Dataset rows
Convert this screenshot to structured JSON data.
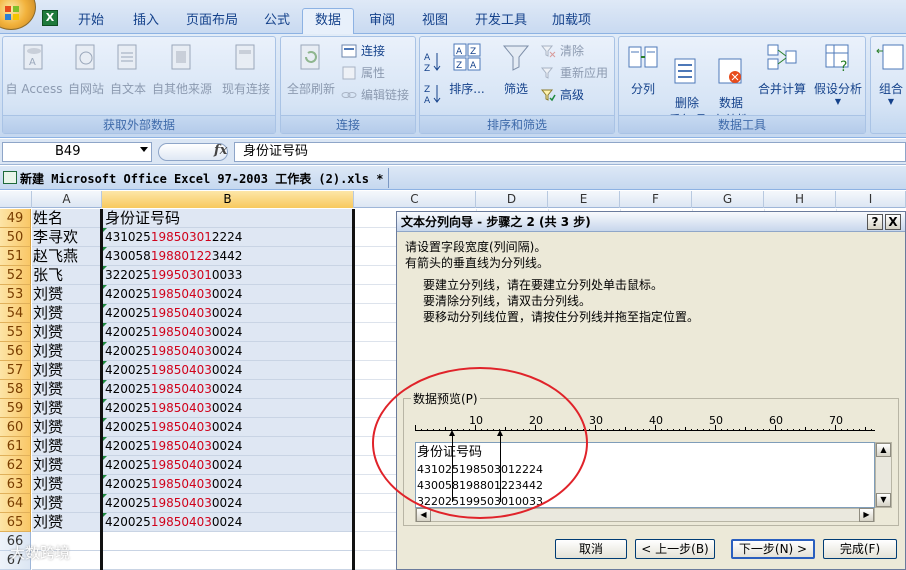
{
  "ribbon": {
    "tabs": [
      "开始",
      "插入",
      "页面布局",
      "公式",
      "数据",
      "审阅",
      "视图",
      "开发工具",
      "加载项"
    ],
    "active_tab": "数据",
    "groups": {
      "external": {
        "label": "获取外部数据",
        "buttons": [
          "自 Access",
          "自网站",
          "自文本",
          "自其他来源",
          "现有连接"
        ]
      },
      "connections": {
        "label": "连接",
        "refresh_label": "全部刷新",
        "small": [
          "连接",
          "属性",
          "编辑链接"
        ]
      },
      "sortfilter": {
        "label": "排序和筛选",
        "sort_label": "排序...",
        "filter_label": "筛选",
        "small": [
          "清除",
          "重新应用",
          "高级"
        ]
      },
      "datatools": {
        "label": "数据工具",
        "buttons": [
          "分列",
          "删除\n重复项",
          "数据\n有效性",
          "合并计算",
          "假设分析"
        ]
      },
      "outline": {
        "buttons": [
          "组合"
        ]
      }
    }
  },
  "formula_bar": {
    "name_box": "B49",
    "fx": "fx",
    "formula": "身份证号码"
  },
  "workbook": {
    "title": "新建 Microsoft Office Excel 97-2003 工作表 (2).xls *"
  },
  "grid": {
    "columns": [
      "A",
      "B",
      "C",
      "D",
      "E",
      "F",
      "G",
      "H",
      "I"
    ],
    "rows": [
      {
        "num": "49",
        "a": "姓名",
        "b_pre": "身份证号码",
        "b_red": "",
        "b_post": "",
        "hdr": true
      },
      {
        "num": "50",
        "a": "李寻欢",
        "b_pre": "431025",
        "b_red": "19850301",
        "b_post": "2224"
      },
      {
        "num": "51",
        "a": "赵飞燕",
        "b_pre": "430058",
        "b_red": "19880122",
        "b_post": "3442"
      },
      {
        "num": "52",
        "a": "张飞",
        "b_pre": "322025",
        "b_red": "19950301",
        "b_post": "0033"
      },
      {
        "num": "53",
        "a": "刘赟",
        "b_pre": "420025",
        "b_red": "19850403",
        "b_post": "0024"
      },
      {
        "num": "54",
        "a": "刘赟",
        "b_pre": "420025",
        "b_red": "19850403",
        "b_post": "0024"
      },
      {
        "num": "55",
        "a": "刘赟",
        "b_pre": "420025",
        "b_red": "19850403",
        "b_post": "0024"
      },
      {
        "num": "56",
        "a": "刘赟",
        "b_pre": "420025",
        "b_red": "19850403",
        "b_post": "0024"
      },
      {
        "num": "57",
        "a": "刘赟",
        "b_pre": "420025",
        "b_red": "19850403",
        "b_post": "0024"
      },
      {
        "num": "58",
        "a": "刘赟",
        "b_pre": "420025",
        "b_red": "19850403",
        "b_post": "0024"
      },
      {
        "num": "59",
        "a": "刘赟",
        "b_pre": "420025",
        "b_red": "19850403",
        "b_post": "0024"
      },
      {
        "num": "60",
        "a": "刘赟",
        "b_pre": "420025",
        "b_red": "19850403",
        "b_post": "0024"
      },
      {
        "num": "61",
        "a": "刘赟",
        "b_pre": "420025",
        "b_red": "19850403",
        "b_post": "0024"
      },
      {
        "num": "62",
        "a": "刘赟",
        "b_pre": "420025",
        "b_red": "19850403",
        "b_post": "0024"
      },
      {
        "num": "63",
        "a": "刘赟",
        "b_pre": "420025",
        "b_red": "19850403",
        "b_post": "0024"
      },
      {
        "num": "64",
        "a": "刘赟",
        "b_pre": "420025",
        "b_red": "19850403",
        "b_post": "0024"
      },
      {
        "num": "65",
        "a": "刘赟",
        "b_pre": "420025",
        "b_red": "19850403",
        "b_post": "0024"
      },
      {
        "num": "66",
        "a": "",
        "b_pre": "",
        "b_red": "",
        "b_post": ""
      },
      {
        "num": "67",
        "a": "",
        "b_pre": "",
        "b_red": "",
        "b_post": ""
      }
    ]
  },
  "dialog": {
    "title": "文本分列向导 - 步骤之 2 (共 3 步)",
    "help": "?",
    "close": "X",
    "line1": "请设置字段宽度(列间隔)。",
    "line2": "有箭头的垂直线为分列线。",
    "line3": "要建立分列线，请在要建立分列处单击鼠标。",
    "line4": "要清除分列线，请双击分列线。",
    "line5": "要移动分列线位置，请按住分列线并拖至指定位置。",
    "preview_label": "数据预览(P)",
    "ruler": [
      "10",
      "20",
      "30",
      "40",
      "50",
      "60",
      "70"
    ],
    "preview": [
      "身份证号码",
      "431025198503012224",
      "430058198801223442",
      "322025199503010033"
    ],
    "buttons": {
      "cancel": "取消",
      "back": "< 上一步(B)",
      "next": "下一步(N) >",
      "finish": "完成(F)"
    }
  },
  "watermark": "大数跨境"
}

▶ _Requirements_
Extract all lines that hold the word "title".

▶ _The solution_
    "title": "新建 Microsoft Office Excel 97-2003 工作表 (2).xls *"
    "title": "文本分列向导 - 步骤之 2 (共 3 步)",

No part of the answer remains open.